Go through the data below and gather each line containing "Newark".

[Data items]
____________________

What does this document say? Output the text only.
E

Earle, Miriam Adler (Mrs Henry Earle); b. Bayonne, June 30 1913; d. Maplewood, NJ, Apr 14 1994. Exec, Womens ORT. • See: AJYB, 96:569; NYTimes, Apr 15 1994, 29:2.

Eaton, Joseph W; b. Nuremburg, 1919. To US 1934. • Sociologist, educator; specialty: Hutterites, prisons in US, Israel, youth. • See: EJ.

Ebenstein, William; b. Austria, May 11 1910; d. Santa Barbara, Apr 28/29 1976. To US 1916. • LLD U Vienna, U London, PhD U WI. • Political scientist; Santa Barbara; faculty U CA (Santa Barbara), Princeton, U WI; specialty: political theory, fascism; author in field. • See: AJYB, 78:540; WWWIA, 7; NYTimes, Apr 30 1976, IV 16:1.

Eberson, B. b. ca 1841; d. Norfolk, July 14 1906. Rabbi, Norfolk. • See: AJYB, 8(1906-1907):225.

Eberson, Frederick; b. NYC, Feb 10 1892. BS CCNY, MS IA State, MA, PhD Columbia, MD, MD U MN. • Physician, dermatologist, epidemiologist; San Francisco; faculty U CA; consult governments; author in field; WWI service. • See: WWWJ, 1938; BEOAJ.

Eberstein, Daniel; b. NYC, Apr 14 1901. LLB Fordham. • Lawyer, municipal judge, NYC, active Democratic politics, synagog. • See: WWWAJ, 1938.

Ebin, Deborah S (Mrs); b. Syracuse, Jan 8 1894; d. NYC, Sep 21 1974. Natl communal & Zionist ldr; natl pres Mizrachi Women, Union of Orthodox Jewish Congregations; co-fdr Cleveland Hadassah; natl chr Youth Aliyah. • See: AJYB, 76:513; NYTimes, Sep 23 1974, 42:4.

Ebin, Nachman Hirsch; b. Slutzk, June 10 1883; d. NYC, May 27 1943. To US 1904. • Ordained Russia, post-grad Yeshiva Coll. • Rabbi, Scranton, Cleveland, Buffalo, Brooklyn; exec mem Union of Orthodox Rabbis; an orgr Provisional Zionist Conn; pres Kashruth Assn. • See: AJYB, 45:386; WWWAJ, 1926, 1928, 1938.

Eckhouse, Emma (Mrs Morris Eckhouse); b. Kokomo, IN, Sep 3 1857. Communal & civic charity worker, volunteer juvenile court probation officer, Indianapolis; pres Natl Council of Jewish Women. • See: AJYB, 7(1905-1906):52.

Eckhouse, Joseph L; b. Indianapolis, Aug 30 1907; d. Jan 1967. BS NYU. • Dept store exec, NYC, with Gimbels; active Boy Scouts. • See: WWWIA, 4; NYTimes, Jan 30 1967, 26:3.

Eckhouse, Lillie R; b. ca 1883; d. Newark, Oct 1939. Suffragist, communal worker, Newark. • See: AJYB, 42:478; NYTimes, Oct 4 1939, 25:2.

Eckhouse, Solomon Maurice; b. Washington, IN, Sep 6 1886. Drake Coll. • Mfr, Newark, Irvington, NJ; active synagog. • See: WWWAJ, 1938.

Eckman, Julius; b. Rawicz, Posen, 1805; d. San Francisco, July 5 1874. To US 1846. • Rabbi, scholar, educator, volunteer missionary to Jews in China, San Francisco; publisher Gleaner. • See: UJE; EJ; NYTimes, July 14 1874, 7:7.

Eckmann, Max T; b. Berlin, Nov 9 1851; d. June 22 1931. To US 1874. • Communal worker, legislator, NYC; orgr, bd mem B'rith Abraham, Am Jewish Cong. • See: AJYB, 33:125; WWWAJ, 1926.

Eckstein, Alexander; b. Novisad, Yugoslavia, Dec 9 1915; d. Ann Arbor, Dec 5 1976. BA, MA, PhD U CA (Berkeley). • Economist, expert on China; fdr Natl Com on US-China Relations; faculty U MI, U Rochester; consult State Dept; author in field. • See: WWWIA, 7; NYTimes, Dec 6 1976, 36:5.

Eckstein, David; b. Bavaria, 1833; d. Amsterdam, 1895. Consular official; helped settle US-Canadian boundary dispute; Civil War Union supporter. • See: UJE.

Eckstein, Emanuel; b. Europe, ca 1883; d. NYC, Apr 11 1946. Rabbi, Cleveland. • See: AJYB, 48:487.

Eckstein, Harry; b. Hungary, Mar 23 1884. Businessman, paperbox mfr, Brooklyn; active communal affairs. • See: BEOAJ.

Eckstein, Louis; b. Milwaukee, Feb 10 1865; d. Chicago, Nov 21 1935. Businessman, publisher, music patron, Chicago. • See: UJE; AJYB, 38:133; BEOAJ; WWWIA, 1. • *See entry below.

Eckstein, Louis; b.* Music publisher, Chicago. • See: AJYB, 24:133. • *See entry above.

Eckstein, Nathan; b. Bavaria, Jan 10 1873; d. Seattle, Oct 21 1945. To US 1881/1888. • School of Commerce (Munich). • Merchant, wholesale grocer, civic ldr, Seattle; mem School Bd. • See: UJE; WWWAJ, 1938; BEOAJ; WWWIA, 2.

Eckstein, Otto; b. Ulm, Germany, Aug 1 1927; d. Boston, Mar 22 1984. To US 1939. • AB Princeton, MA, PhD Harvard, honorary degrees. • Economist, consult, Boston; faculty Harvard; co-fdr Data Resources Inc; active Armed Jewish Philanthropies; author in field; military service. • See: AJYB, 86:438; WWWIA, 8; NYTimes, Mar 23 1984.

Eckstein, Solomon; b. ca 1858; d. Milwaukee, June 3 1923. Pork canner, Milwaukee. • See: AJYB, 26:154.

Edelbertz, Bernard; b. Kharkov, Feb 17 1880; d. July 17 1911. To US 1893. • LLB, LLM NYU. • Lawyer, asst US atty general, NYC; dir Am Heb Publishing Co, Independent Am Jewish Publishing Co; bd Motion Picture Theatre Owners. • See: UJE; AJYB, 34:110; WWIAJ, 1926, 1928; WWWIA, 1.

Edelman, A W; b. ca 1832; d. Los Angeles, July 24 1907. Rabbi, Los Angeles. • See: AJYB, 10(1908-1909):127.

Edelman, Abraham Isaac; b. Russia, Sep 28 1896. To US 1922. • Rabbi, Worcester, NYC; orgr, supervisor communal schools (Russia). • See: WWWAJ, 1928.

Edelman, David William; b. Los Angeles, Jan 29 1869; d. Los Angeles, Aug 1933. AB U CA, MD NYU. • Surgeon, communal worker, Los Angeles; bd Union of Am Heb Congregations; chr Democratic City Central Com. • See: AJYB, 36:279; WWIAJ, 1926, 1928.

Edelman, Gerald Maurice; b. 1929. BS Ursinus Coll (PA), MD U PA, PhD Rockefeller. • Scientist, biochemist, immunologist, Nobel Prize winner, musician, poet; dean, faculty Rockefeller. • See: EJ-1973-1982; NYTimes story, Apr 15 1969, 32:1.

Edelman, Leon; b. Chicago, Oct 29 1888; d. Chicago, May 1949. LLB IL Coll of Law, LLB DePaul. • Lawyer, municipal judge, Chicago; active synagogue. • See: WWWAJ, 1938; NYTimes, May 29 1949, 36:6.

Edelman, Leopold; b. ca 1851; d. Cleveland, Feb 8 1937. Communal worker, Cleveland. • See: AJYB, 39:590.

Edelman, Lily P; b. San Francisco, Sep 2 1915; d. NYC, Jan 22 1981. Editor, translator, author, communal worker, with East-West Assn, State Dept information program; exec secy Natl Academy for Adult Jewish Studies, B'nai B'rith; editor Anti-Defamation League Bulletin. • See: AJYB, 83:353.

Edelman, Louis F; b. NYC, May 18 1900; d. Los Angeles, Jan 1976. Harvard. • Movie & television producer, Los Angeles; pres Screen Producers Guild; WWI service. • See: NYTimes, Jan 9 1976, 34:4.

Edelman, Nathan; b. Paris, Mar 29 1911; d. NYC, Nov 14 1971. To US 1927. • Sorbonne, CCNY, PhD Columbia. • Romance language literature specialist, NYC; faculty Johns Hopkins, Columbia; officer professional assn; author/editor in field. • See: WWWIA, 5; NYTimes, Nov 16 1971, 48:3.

____________________

Written solution:
Eckhouse, Lillie R; b. ca 1883; d. Newark, Oct 1939. Suffragist, communal worker, Newark. • See: AJYB, 42:478; NYTimes, Oct 4 1939, 25:2.
Eckhouse, Solomon Maurice; b. Washington, IN, Sep 6 1886. Drake Coll. • Mfr, Newark, Irvington, NJ; active synagog. • See: WWWAJ, 1938.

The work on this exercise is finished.